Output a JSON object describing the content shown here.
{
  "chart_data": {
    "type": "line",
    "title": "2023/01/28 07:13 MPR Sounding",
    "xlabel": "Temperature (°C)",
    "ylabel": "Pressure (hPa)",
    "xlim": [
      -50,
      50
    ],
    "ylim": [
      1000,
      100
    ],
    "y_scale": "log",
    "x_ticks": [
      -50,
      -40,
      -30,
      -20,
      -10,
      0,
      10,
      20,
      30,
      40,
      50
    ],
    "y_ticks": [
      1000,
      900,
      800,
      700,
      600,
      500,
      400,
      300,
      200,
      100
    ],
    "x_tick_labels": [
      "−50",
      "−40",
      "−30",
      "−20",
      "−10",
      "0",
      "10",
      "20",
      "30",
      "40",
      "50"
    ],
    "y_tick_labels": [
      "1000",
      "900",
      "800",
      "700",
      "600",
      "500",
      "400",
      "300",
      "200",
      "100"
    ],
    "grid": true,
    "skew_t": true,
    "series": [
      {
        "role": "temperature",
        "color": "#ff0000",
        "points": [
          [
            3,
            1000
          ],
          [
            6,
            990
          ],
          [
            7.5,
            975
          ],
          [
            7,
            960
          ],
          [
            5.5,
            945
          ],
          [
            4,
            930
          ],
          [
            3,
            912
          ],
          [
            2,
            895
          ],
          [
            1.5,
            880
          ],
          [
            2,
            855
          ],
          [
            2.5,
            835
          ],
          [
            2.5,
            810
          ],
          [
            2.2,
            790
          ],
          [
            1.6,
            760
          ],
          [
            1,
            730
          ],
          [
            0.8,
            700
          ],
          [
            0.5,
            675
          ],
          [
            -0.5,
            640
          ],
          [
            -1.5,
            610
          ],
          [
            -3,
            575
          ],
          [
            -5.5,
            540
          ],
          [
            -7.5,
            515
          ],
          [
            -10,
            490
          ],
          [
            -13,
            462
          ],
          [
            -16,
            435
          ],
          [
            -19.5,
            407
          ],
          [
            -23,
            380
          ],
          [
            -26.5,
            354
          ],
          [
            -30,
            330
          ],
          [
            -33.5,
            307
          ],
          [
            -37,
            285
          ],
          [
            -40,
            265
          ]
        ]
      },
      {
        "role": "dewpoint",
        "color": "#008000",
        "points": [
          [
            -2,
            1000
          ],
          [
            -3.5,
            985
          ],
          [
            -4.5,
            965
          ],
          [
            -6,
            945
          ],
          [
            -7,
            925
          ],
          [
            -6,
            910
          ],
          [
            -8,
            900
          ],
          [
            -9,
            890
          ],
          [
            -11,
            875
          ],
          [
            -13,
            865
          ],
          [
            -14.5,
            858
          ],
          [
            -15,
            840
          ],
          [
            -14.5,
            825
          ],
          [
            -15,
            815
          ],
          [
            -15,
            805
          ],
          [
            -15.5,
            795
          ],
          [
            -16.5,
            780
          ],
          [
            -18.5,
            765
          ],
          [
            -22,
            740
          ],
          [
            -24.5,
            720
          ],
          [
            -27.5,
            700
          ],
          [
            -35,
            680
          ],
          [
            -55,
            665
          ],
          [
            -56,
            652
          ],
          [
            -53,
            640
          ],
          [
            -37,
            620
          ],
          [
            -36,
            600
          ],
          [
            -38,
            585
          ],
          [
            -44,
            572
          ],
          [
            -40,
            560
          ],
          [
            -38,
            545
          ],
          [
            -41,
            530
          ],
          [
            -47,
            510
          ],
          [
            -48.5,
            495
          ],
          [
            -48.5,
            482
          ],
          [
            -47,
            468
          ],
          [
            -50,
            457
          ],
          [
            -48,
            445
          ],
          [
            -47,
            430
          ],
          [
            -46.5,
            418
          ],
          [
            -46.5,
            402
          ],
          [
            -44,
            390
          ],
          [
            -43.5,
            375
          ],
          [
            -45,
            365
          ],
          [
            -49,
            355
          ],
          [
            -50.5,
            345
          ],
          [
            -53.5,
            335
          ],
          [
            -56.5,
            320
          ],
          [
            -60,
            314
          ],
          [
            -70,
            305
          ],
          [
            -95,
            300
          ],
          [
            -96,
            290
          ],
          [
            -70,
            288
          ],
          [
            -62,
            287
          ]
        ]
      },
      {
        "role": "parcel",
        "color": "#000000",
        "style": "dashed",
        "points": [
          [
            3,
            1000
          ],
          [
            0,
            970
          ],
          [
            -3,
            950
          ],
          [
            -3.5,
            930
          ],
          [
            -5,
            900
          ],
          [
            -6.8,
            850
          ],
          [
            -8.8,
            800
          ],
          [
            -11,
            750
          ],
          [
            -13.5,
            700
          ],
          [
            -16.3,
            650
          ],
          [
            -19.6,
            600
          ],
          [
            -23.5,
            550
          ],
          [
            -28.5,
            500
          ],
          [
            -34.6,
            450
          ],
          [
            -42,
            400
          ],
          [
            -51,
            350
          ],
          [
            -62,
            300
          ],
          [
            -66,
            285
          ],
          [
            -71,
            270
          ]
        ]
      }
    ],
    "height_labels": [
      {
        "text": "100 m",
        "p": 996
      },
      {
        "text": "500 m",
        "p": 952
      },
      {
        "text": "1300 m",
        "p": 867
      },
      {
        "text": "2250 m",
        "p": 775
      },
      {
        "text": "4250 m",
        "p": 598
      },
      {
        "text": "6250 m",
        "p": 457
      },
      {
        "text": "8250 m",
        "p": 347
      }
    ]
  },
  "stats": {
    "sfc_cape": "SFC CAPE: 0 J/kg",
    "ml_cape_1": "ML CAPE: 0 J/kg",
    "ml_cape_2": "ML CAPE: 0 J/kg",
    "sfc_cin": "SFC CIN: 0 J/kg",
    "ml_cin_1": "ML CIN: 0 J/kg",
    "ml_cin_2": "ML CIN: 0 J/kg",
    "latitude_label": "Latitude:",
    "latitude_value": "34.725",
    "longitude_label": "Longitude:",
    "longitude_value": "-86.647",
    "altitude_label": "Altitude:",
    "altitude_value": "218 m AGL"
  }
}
——
OBJECTIVE >> Looking at the data above, show all lines where the word "CAPE" occurs.

CORRECT RESPONSE >>
    "sfc_cape": "SFC CAPE: 0 J/kg",
    "ml_cape_1": "ML CAPE: 0 J/kg",
    "ml_cape_2": "ML CAPE: 0 J/kg",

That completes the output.